◆ **ИСХОДНЫЙ ТЕКСТ**
......

Дмитрий Дибров очень любит Гребенщикова. Он часто приглашает его в прямые эфиры, а теперь вот снял на Первом канале кино с рабочим названием «Питерский рок», где БГ исполняет роль гида по Ленинграду. О Гребенщикове и его месте в истории сняты десятки фильмов. Зачем нужен еще один?
ПРОГУЛКА ДИБРОВА C ГРЕБЕНЩИКОВЫМ ПО ПИТЕРУ
«В «Сайгоне» тебя полюбят,
И ты, разучившись петь,
Пьешь кофе, подобно людям,
Кто в жизни уже успел
Стать поп-звездой».
БГ
— В конце восьмидесятых, — объясняет Дибров, — русский рок был, мягко говоря, недооценен телевидением, несмотря на усилия супругов Максимовых в «Музыкальном ринге» и Беллы Курковой из «Пятого колеса». Цензура не дала запечатлеть это явление в полном объеме. А потом натура ушла, и теперь, сколько ни снимай, все мало. Перебора здесь быть не может. Надо сделать не десятки, а сотни фильмов, чтоб наверстать упущенное и осознать, что же на самом деле происходило тогда в Петербурге.
— Когда Оливер Стоун снял фильм The Doors, было ощущение, что он пропустил золотые шестидесятые, пока воевал во Вьетнаме, дико завидует и пытается отыграться средствами кинематографа. Может, и у вас была такая же мотивация?

......

◆ **БЛОК ДАННЫХ**
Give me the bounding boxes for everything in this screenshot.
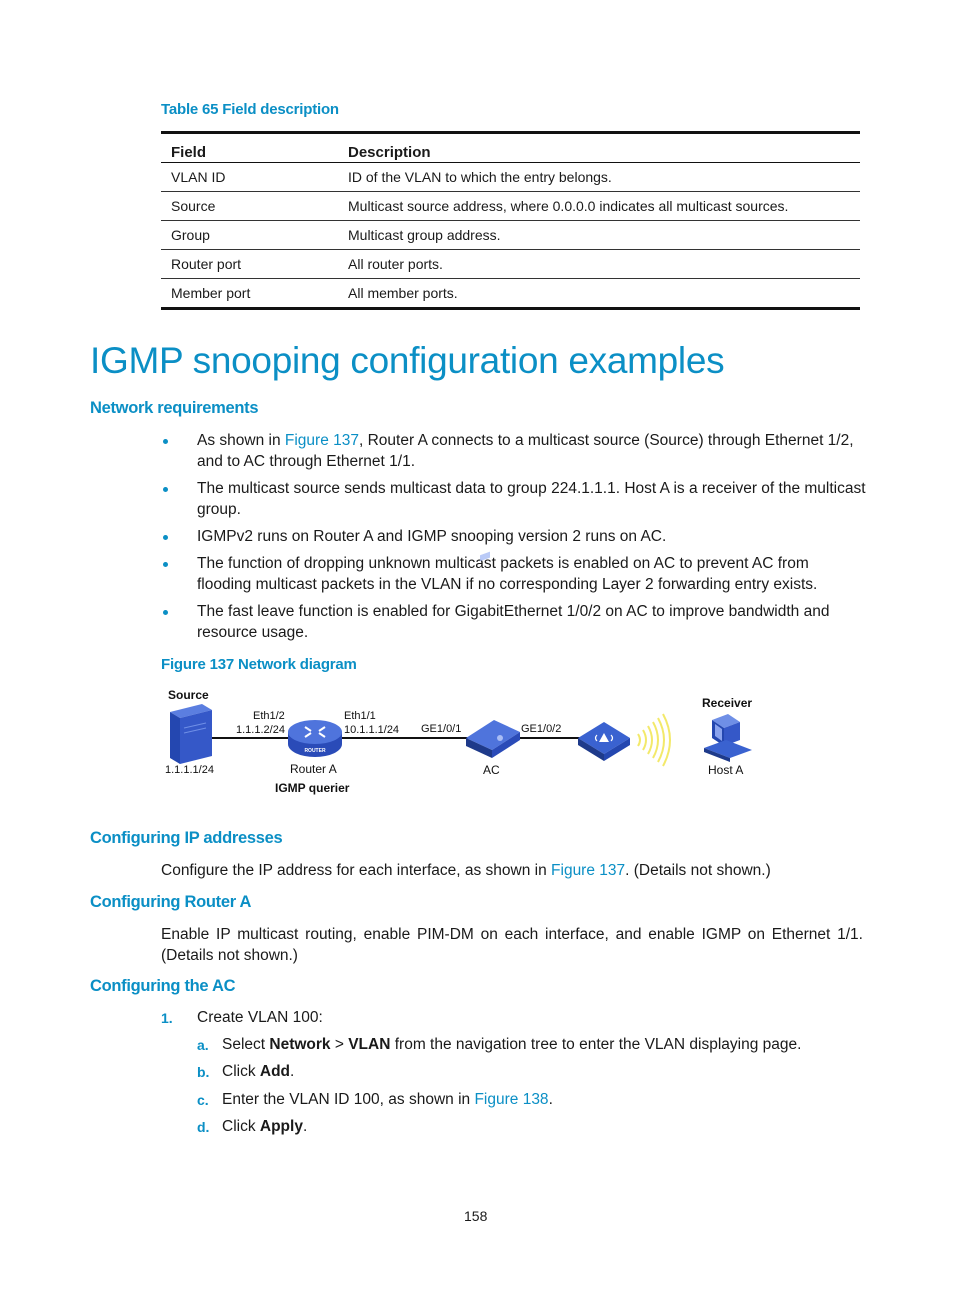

......

◆ **ЗАДАЧИ ДЛЯ РЕШЕНИЯ**
1) Перечислите всех людей, которые названы по фамилии в тексте о фильме «Питерский рок».
2) Воспроизведите дословно фрагмент текста о фильме «Питерский рок», начиная со слов «ПРОГУЛКА ДИБРОВА C» и продолжая до слов «тогда в Петербурге.» включительно.

◆ **ОТВЕТЫ НА ЗАДАНИЯ**
1) Дмитрий Дибров, Гребенщиков (БГ), супруги Максимовы, Белла Куркова, Оливер Стоун.

2)
ПРОГУЛКА ДИБРОВА C ГРЕБЕНЩИКОВЫМ ПО ПИТЕРУ
«В «Сайгоне» тебя полюбят,
И ты, разучившись петь,
Пьешь кофе, подобно людям,
Кто в жизни уже успел
Стать поп-звездой».
БГ
— В конце восьмидесятых, — объясняет Дибров, — русский рок был, мягко говоря, недооценен телевидением, несмотря на усилия супругов Максимовых в «Музыкальном ринге» и Беллы Курковой из «Пятого колеса». Цензура не дала запечатлеть это явление в полном объеме. А потом натура ушла, и теперь, сколько ни снимай, все мало. Перебора здесь быть не может. Надо сделать не десятки, а сотни фильмов, чтоб наверстать упущенное и осознать, что же на самом деле происходило тогда в Петербурге.